▶ **Extracted information**:
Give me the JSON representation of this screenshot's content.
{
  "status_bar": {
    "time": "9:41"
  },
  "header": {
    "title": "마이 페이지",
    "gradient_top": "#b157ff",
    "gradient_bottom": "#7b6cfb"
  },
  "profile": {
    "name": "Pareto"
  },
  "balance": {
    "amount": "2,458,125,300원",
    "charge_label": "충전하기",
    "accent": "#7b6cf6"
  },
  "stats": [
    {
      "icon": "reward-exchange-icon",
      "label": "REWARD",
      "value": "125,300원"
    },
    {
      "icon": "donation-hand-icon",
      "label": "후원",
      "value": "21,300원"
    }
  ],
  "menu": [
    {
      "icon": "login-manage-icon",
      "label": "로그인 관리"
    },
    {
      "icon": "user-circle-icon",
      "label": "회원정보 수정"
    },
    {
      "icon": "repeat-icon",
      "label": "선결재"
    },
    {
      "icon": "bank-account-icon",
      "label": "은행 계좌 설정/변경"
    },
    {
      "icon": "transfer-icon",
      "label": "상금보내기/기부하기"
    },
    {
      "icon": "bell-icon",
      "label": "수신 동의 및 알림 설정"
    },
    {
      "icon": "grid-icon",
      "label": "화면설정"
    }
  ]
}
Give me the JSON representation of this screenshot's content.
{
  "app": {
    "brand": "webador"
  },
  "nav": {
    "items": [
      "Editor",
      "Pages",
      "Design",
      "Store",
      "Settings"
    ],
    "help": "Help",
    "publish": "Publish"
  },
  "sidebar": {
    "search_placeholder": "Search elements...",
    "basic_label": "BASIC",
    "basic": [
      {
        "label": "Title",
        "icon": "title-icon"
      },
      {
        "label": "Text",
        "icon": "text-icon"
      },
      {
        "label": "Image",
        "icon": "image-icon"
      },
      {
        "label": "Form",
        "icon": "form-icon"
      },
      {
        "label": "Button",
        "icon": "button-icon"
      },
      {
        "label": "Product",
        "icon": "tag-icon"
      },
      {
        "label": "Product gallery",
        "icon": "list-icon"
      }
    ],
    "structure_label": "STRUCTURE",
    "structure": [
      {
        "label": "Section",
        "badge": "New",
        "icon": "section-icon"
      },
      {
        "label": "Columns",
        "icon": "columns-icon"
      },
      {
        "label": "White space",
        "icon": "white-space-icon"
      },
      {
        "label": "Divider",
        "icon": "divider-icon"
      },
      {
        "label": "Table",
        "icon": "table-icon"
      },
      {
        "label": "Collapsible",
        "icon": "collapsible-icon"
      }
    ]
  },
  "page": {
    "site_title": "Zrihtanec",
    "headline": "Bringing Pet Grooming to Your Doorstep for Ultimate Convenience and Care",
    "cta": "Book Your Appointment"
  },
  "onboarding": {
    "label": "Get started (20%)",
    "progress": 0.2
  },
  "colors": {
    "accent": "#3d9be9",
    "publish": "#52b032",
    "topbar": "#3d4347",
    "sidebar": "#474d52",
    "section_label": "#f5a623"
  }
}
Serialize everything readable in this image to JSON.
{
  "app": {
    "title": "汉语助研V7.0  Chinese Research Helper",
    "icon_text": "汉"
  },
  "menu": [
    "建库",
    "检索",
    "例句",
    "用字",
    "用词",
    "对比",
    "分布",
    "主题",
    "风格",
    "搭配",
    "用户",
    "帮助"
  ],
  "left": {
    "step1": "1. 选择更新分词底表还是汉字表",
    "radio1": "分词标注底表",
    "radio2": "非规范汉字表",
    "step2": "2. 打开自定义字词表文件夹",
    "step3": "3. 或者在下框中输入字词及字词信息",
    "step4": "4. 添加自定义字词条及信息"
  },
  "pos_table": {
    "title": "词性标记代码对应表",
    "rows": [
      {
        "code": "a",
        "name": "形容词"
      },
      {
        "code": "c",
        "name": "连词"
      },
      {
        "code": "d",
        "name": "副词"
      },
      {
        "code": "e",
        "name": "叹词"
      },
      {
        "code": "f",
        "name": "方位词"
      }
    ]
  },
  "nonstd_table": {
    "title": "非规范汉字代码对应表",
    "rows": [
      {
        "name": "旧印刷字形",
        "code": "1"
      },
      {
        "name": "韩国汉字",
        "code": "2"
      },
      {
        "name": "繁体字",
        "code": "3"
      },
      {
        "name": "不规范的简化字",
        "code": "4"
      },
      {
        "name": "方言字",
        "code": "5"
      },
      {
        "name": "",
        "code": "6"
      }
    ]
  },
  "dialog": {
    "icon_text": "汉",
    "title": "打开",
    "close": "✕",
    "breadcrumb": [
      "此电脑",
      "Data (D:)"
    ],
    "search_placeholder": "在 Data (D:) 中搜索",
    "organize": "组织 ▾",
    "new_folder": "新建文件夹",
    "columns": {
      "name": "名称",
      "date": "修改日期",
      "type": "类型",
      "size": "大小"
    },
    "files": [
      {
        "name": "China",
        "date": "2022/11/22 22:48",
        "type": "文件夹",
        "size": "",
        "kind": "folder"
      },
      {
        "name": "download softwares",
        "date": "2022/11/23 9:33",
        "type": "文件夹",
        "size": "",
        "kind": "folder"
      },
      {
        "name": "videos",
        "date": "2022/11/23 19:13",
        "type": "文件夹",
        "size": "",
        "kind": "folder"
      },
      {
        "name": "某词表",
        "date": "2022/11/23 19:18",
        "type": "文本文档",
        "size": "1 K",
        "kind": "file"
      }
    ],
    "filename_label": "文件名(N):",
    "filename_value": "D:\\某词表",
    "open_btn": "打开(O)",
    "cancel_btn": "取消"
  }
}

▶ **Given instruction**: Find the lines that include the string "space", then copy each of them.

▶ **Exercise output**:
        "label": "White space",
        "icon": "white-space-icon"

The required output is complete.